Supplied records =>
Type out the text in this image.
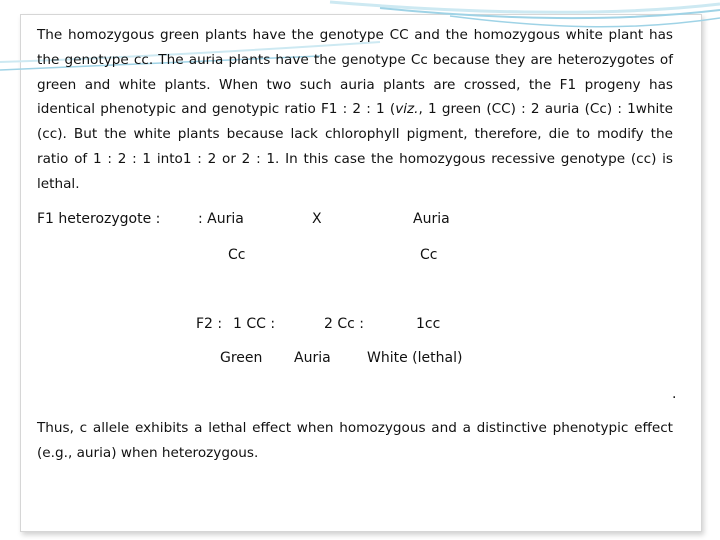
The homozygous green plants have the genotype CC and the homozygous white plant has the genotype cc. The auria plants have the genotype Cc because they are heterozygotes of green and white plants. When two such auria plants are crossed, the F1 progeny has identical phenotypic and genotypic ratio F1 : 2 : 1 (viz., 1 green (CC) : 2 auria (Cc) : 1white (cc). But the white plants because lack chlorophyll pigment, therefore, die to modify the ratio of 1 : 2 : 1 into1 : 2 or 2 : 1. In this case the homozygous recessive genotype (cc) is lethal.

F1 heterozygote :	: Auria	X	Auria
Cc	Cc
F2 : 1 CC :	2 Cc :	1cc
Green Auria	White (lethal)
.

Thus, c allele exhibits a lethal effect when homozygous and a distinctive phenotypic effect (e.g., auria) when heterozygous.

Request =>
Restate the full listing verbatim and drop every picture.

Full response =>
Type out the text in this image.
The homozygous green plants have the genotype CC and the homozygous white plant has the genotype cc. The auria plants have the genotype Cc because they are heterozygotes of green and white plants. When two such auria plants are crossed, the F1 progeny has identical phenotypic and genotypic ratio F1 : 2 : 1 (viz., 1 green (CC) : 2 auria (Cc) : 1white (cc). But the white plants because lack chlorophyll pigment, therefore, die to modify the ratio of 1 : 2 : 1 into1 : 2 or 2 : 1. In this case the homozygous recessive genotype (cc) is lethal.

F1 heterozygote :	: Auria	X	Auria
Cc	Cc
F2 : 1 CC :	2 Cc :	1cc
Green Auria	White (lethal)
.

Thus, c allele exhibits a lethal effect when homozygous and a distinctive phenotypic effect (e.g., auria) when heterozygous.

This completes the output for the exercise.